» **What you have to do**
Read the records below and copy each line that contains "Shipment".

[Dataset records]

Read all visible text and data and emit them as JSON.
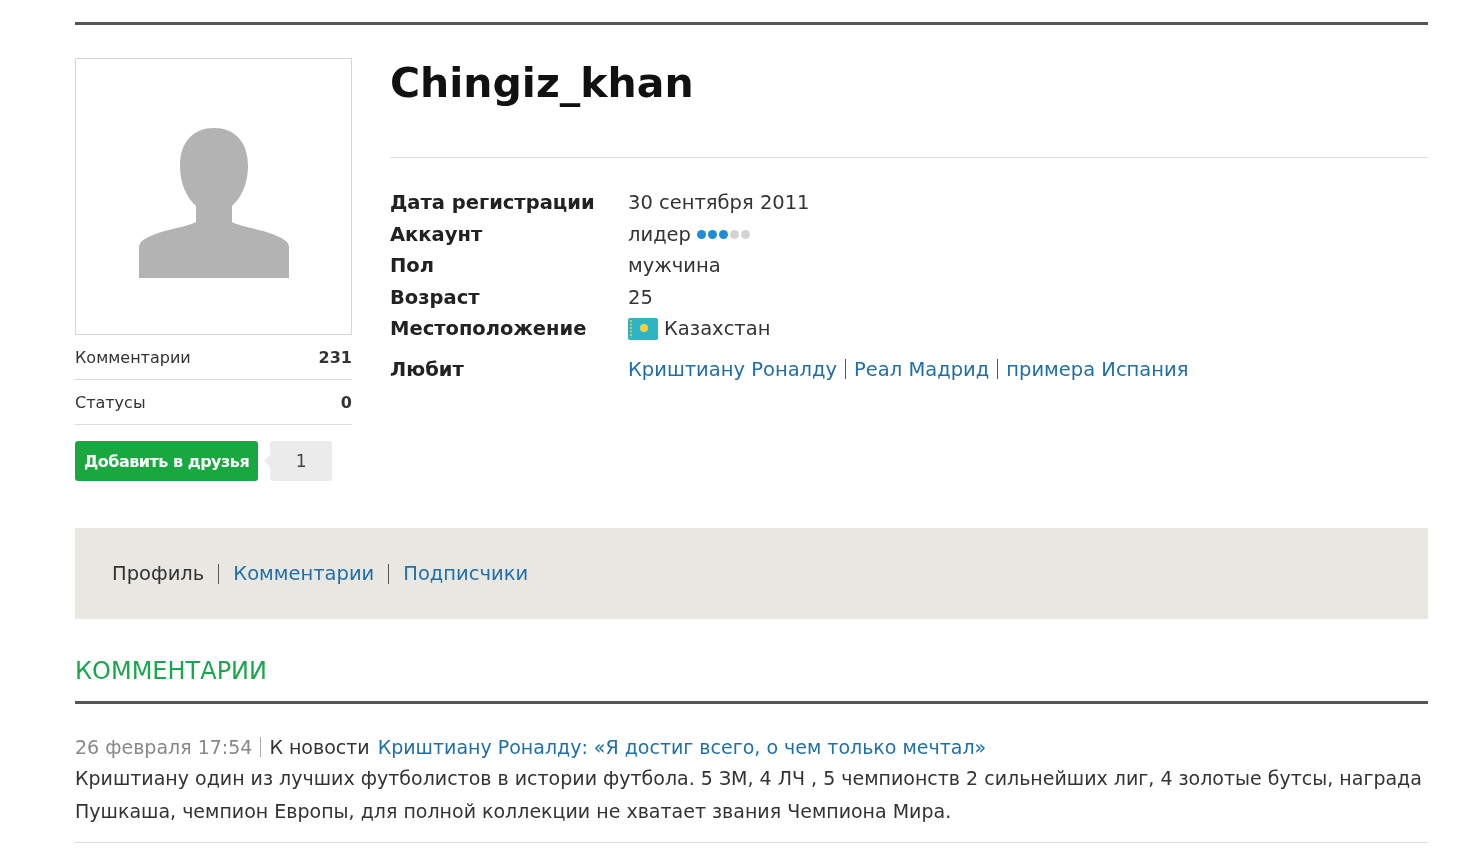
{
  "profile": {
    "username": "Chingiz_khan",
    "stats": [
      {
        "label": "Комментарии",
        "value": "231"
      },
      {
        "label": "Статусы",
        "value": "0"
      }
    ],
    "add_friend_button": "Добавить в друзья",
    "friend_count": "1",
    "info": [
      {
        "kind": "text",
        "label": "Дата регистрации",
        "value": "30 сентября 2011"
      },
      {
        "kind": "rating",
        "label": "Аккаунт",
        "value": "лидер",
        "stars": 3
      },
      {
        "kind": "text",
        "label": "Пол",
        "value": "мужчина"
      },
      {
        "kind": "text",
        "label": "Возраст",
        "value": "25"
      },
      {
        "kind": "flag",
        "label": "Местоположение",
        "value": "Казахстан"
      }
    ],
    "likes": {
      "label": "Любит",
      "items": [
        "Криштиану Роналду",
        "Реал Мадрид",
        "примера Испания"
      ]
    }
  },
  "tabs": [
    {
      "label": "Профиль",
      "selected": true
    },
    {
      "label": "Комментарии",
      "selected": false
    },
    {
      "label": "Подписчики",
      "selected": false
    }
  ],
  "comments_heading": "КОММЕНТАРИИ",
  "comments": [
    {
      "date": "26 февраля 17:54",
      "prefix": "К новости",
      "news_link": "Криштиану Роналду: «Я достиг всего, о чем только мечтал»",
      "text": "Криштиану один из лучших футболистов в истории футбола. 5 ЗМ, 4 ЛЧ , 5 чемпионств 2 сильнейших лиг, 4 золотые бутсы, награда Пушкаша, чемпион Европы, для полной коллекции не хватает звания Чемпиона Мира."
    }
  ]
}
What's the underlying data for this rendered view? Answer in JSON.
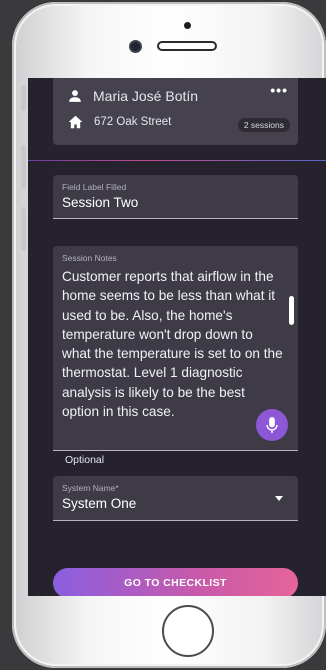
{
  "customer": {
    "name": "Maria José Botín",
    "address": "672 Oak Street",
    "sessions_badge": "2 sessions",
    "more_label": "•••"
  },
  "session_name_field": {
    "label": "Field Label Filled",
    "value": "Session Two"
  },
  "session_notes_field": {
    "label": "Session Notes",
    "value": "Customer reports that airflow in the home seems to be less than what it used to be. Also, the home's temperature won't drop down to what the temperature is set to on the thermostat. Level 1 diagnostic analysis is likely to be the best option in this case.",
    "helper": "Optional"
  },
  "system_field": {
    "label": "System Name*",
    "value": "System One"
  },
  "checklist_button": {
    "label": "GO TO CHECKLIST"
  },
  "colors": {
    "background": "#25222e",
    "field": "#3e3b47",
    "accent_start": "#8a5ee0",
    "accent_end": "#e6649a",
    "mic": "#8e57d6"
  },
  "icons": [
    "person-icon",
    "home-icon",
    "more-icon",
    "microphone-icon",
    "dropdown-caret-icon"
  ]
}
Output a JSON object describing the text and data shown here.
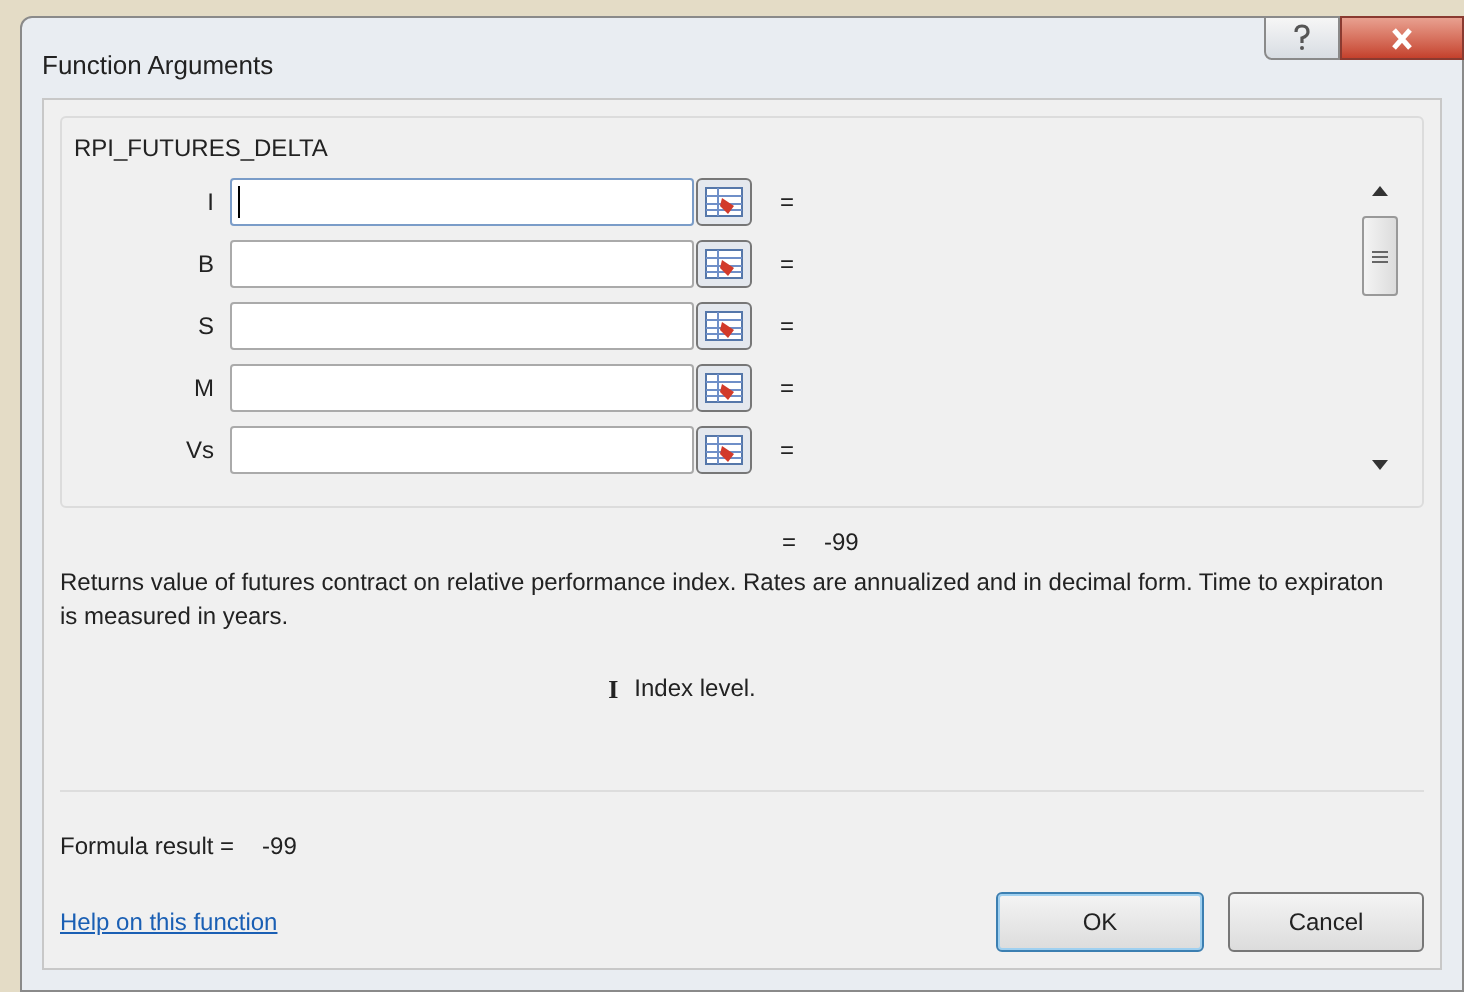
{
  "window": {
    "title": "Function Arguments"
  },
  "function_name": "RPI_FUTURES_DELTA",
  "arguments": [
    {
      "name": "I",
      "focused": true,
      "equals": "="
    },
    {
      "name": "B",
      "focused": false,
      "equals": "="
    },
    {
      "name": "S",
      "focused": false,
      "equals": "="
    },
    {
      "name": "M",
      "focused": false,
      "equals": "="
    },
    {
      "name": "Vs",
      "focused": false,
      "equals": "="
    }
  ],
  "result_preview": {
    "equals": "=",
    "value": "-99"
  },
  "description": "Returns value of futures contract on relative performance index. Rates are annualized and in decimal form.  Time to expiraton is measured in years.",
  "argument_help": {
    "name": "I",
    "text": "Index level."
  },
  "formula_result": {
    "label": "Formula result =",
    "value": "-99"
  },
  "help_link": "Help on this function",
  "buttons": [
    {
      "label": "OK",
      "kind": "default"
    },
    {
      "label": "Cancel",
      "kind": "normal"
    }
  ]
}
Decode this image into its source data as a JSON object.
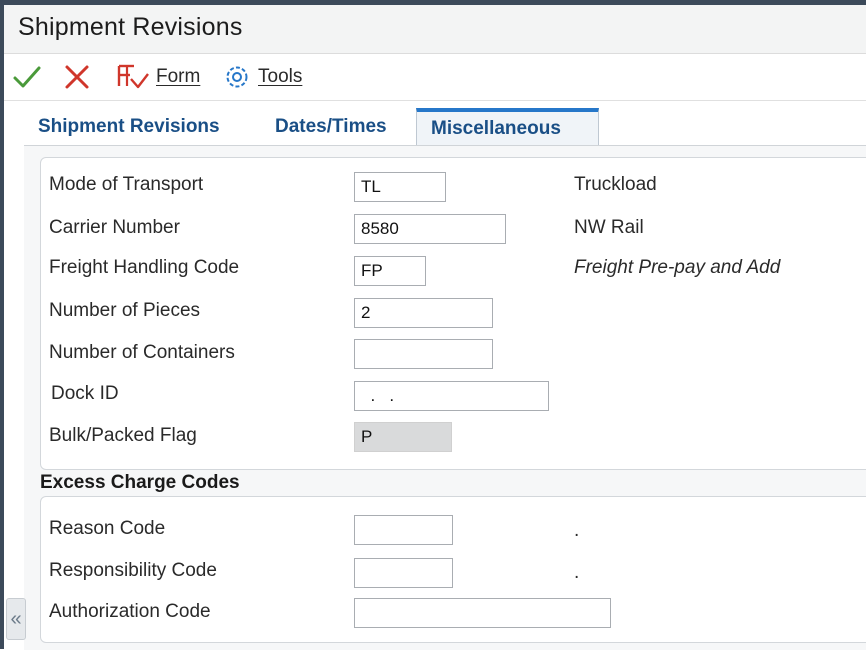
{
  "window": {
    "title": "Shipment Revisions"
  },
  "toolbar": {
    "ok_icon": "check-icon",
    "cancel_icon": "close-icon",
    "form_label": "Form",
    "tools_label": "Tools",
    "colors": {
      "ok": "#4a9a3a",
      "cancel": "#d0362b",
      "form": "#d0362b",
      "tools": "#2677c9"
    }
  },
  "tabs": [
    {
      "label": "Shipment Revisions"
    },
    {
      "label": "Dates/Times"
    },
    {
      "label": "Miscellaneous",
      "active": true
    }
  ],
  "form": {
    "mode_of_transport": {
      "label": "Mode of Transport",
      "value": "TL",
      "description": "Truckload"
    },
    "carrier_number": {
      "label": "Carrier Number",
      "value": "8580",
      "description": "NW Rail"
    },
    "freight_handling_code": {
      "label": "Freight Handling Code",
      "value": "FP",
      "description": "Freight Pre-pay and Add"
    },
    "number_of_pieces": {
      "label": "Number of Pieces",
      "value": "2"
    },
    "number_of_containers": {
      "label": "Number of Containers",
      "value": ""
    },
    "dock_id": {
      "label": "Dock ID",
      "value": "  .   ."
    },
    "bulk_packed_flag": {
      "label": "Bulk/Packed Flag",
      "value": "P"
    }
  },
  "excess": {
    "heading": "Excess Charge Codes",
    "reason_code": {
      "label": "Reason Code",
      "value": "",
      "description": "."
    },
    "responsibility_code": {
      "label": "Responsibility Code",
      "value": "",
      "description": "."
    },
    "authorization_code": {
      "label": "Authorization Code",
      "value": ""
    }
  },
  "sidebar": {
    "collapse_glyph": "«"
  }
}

» **Written response**
    "title": "Shipment Revisions"
      "label": "Shipment Revisions"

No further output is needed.